■ **What the exercise asks**
Copy every line that mentions the word "carro".

■ **Record extracts**

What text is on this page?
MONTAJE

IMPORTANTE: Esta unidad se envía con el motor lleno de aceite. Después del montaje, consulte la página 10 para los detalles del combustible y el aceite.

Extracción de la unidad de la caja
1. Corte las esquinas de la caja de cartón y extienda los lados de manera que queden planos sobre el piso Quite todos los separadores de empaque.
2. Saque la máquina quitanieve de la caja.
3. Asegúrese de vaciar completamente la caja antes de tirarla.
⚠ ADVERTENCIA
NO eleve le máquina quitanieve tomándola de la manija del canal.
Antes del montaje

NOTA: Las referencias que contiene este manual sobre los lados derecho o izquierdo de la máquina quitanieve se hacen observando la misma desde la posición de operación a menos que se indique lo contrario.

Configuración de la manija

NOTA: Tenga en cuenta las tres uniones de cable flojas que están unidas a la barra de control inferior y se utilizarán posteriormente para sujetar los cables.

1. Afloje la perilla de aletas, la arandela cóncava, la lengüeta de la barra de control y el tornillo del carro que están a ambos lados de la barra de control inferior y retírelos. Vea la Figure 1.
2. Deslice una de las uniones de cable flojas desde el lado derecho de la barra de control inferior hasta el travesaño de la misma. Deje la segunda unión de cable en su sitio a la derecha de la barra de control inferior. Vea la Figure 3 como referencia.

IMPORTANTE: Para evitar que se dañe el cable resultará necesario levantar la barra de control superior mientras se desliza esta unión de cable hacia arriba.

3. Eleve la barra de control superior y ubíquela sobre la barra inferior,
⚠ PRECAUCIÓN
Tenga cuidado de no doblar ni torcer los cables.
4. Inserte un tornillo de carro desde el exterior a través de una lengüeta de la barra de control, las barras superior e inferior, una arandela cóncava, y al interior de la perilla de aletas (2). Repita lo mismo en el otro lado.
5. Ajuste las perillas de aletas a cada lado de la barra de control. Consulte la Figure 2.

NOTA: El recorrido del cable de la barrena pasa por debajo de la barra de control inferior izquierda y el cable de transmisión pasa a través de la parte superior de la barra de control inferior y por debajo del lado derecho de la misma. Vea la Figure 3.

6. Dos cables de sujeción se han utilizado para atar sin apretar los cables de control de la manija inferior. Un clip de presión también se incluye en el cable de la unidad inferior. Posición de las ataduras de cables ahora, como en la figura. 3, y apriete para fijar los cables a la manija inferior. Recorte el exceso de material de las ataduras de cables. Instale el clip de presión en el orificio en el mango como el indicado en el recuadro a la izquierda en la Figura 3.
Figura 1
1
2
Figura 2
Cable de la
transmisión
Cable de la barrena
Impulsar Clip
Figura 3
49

■ **Task response**
1. Afloje la perilla de aletas, la arandela cóncava, la lengüeta de la barra de control y el tornillo del carro que están a ambos lados de la barra de control inferior y retírelos. Vea la Figure 1.
4. Inserte un tornillo de carro desde el exterior a través de una lengüeta de la barra de control, las barras superior e inferior, una arandela cóncava, y al interior de la perilla de aletas (2). Repita lo mismo en el otro lado.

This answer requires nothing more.